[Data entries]
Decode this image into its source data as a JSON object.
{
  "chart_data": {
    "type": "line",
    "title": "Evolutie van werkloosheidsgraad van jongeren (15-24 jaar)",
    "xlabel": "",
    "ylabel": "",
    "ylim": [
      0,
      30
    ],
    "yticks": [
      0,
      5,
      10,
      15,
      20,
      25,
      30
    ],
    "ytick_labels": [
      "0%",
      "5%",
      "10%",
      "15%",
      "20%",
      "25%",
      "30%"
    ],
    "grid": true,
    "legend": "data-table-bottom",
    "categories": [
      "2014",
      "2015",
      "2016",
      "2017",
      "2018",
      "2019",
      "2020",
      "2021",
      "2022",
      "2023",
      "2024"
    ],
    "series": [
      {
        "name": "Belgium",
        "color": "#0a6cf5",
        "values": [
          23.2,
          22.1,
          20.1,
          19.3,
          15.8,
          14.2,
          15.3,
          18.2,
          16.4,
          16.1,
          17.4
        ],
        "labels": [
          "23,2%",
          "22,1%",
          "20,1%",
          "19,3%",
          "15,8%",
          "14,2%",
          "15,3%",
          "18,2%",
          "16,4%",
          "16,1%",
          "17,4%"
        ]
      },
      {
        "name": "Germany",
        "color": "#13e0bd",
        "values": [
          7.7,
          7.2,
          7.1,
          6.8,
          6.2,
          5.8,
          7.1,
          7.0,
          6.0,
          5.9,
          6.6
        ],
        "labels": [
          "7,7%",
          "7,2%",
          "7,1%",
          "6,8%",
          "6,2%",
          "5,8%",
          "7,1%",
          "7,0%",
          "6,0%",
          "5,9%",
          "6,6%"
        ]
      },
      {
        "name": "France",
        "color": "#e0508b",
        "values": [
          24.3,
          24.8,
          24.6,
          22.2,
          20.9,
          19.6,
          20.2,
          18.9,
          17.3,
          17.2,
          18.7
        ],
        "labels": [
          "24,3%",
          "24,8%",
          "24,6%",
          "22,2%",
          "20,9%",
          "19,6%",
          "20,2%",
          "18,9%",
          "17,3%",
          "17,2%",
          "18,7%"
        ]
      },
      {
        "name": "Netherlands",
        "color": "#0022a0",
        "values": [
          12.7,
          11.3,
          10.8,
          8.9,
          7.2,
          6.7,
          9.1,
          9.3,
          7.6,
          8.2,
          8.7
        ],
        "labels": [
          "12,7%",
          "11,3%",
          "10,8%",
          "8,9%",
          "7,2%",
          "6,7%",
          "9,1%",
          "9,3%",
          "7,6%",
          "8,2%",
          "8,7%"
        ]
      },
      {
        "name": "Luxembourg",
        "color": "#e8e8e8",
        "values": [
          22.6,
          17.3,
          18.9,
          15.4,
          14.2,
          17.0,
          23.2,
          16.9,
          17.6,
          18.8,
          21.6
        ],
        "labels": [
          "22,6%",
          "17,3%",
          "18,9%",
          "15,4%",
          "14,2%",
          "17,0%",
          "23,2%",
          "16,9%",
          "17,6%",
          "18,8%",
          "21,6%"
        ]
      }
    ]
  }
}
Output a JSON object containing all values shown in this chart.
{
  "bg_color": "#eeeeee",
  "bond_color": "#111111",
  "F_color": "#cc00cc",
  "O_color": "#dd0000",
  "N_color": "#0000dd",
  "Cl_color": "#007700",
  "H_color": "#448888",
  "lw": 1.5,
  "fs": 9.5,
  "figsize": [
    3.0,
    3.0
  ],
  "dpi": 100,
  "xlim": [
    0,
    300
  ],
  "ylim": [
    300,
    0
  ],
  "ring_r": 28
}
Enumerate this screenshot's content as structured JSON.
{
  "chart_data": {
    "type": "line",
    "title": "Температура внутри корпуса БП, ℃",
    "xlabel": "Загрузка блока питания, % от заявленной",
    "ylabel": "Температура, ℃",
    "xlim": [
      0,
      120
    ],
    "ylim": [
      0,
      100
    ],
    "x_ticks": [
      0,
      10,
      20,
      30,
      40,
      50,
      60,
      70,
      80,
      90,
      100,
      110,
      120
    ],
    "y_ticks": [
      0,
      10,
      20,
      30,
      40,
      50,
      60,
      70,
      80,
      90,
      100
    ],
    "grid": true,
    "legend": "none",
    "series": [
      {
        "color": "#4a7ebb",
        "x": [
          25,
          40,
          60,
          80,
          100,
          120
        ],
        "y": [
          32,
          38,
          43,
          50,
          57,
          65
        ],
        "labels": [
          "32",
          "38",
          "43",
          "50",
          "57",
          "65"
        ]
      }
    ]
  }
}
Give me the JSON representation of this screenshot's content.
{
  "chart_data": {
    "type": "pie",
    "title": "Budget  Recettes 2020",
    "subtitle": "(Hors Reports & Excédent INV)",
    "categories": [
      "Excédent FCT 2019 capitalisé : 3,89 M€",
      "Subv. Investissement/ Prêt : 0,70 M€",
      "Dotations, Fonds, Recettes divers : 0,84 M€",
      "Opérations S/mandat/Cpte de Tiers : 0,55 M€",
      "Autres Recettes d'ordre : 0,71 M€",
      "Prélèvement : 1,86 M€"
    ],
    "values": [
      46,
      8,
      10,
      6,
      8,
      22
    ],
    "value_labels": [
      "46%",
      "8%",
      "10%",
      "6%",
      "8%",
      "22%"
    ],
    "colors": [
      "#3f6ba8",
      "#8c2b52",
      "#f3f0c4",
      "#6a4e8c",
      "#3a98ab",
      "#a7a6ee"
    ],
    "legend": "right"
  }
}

:: What you are asked to do ::
Output all of the material, please, exactly as it stands.

:: Exercise answer ::
Decode this image into its source data as a JSON object.
{
  "chart_data": {
    "type": "line",
    "title": "Evolutie van werkloosheidsgraad van jongeren (15-24 jaar)",
    "xlabel": "",
    "ylabel": "",
    "ylim": [
      0,
      30
    ],
    "yticks": [
      0,
      5,
      10,
      15,
      20,
      25,
      30
    ],
    "ytick_labels": [
      "0%",
      "5%",
      "10%",
      "15%",
      "20%",
      "25%",
      "30%"
    ],
    "grid": true,
    "legend": "data-table-bottom",
    "categories": [
      "2014",
      "2015",
      "2016",
      "2017",
      "2018",
      "2019",
      "2020",
      "2021",
      "2022",
      "2023",
      "2024"
    ],
    "series": [
      {
        "name": "Belgium",
        "color": "#0a6cf5",
        "values": [
          23.2,
          22.1,
          20.1,
          19.3,
          15.8,
          14.2,
          15.3,
          18.2,
          16.4,
          16.1,
          17.4
        ],
        "labels": [
          "23,2%",
          "22,1%",
          "20,1%",
          "19,3%",
          "15,8%",
          "14,2%",
          "15,3%",
          "18,2%",
          "16,4%",
          "16,1%",
          "17,4%"
        ]
      },
      {
        "name": "Germany",
        "color": "#13e0bd",
        "values": [
          7.7,
          7.2,
          7.1,
          6.8,
          6.2,
          5.8,
          7.1,
          7.0,
          6.0,
          5.9,
          6.6
        ],
        "labels": [
          "7,7%",
          "7,2%",
          "7,1%",
          "6,8%",
          "6,2%",
          "5,8%",
          "7,1%",
          "7,0%",
          "6,0%",
          "5,9%",
          "6,6%"
        ]
      },
      {
        "name": "France",
        "color": "#e0508b",
        "values": [
          24.3,
          24.8,
          24.6,
          22.2,
          20.9,
          19.6,
          20.2,
          18.9,
          17.3,
          17.2,
          18.7
        ],
        "labels": [
          "24,3%",
          "24,8%",
          "24,6%",
          "22,2%",
          "20,9%",
          "19,6%",
          "20,2%",
          "18,9%",
          "17,3%",
          "17,2%",
          "18,7%"
        ]
      },
      {
        "name": "Netherlands",
        "color": "#0022a0",
        "values": [
          12.7,
          11.3,
          10.8,
          8.9,
          7.2,
          6.7,
          9.1,
          9.3,
          7.6,
          8.2,
          8.7
        ],
        "labels": [
          "12,7%",
          "11,3%",
          "10,8%",
          "8,9%",
          "7,2%",
          "6,7%",
          "9,1%",
          "9,3%",
          "7,6%",
          "8,2%",
          "8,7%"
        ]
      },
      {
        "name": "Luxembourg",
        "color": "#e8e8e8",
        "values": [
          22.6,
          17.3,
          18.9,
          15.4,
          14.2,
          17.0,
          23.2,
          16.9,
          17.6,
          18.8,
          21.6
        ],
        "labels": [
          "22,6%",
          "17,3%",
          "18,9%",
          "15,4%",
          "14,2%",
          "17,0%",
          "23,2%",
          "16,9%",
          "17,6%",
          "18,8%",
          "21,6%"
        ]
      }
    ]
  }
}
Output a JSON object containing all values shown in this chart.
{
  "bg_color": "#eeeeee",
  "bond_color": "#111111",
  "F_color": "#cc00cc",
  "O_color": "#dd0000",
  "N_color": "#0000dd",
  "Cl_color": "#007700",
  "H_color": "#448888",
  "lw": 1.5,
  "fs": 9.5,
  "figsize": [
    3.0,
    3.0
  ],
  "dpi": 100,
  "xlim": [
    0,
    300
  ],
  "ylim": [
    300,
    0
  ],
  "ring_r": 28
}
Enumerate this screenshot's content as structured JSON.
{
  "chart_data": {
    "type": "line",
    "title": "Температура внутри корпуса БП, ℃",
    "xlabel": "Загрузка блока питания, % от заявленной",
    "ylabel": "Температура, ℃",
    "xlim": [
      0,
      120
    ],
    "ylim": [
      0,
      100
    ],
    "x_ticks": [
      0,
      10,
      20,
      30,
      40,
      50,
      60,
      70,
      80,
      90,
      100,
      110,
      120
    ],
    "y_ticks": [
      0,
      10,
      20,
      30,
      40,
      50,
      60,
      70,
      80,
      90,
      100
    ],
    "grid": true,
    "legend": "none",
    "series": [
      {
        "color": "#4a7ebb",
        "x": [
          25,
          40,
          60,
          80,
          100,
          120
        ],
        "y": [
          32,
          38,
          43,
          50,
          57,
          65
        ],
        "labels": [
          "32",
          "38",
          "43",
          "50",
          "57",
          "65"
        ]
      }
    ]
  }
}
Give me the JSON representation of this screenshot's content.
{
  "chart_data": {
    "type": "pie",
    "title": "Budget  Recettes 2020",
    "subtitle": "(Hors Reports & Excédent INV)",
    "categories": [
      "Excédent FCT 2019 capitalisé : 3,89 M€",
      "Subv. Investissement/ Prêt : 0,70 M€",
      "Dotations, Fonds, Recettes divers : 0,84 M€",
      "Opérations S/mandat/Cpte de Tiers : 0,55 M€",
      "Autres Recettes d'ordre : 0,71 M€",
      "Prélèvement : 1,86 M€"
    ],
    "values": [
      46,
      8,
      10,
      6,
      8,
      22
    ],
    "value_labels": [
      "46%",
      "8%",
      "10%",
      "6%",
      "8%",
      "22%"
    ],
    "colors": [
      "#3f6ba8",
      "#8c2b52",
      "#f3f0c4",
      "#6a4e8c",
      "#3a98ab",
      "#a7a6ee"
    ],
    "legend": "right"
  }
}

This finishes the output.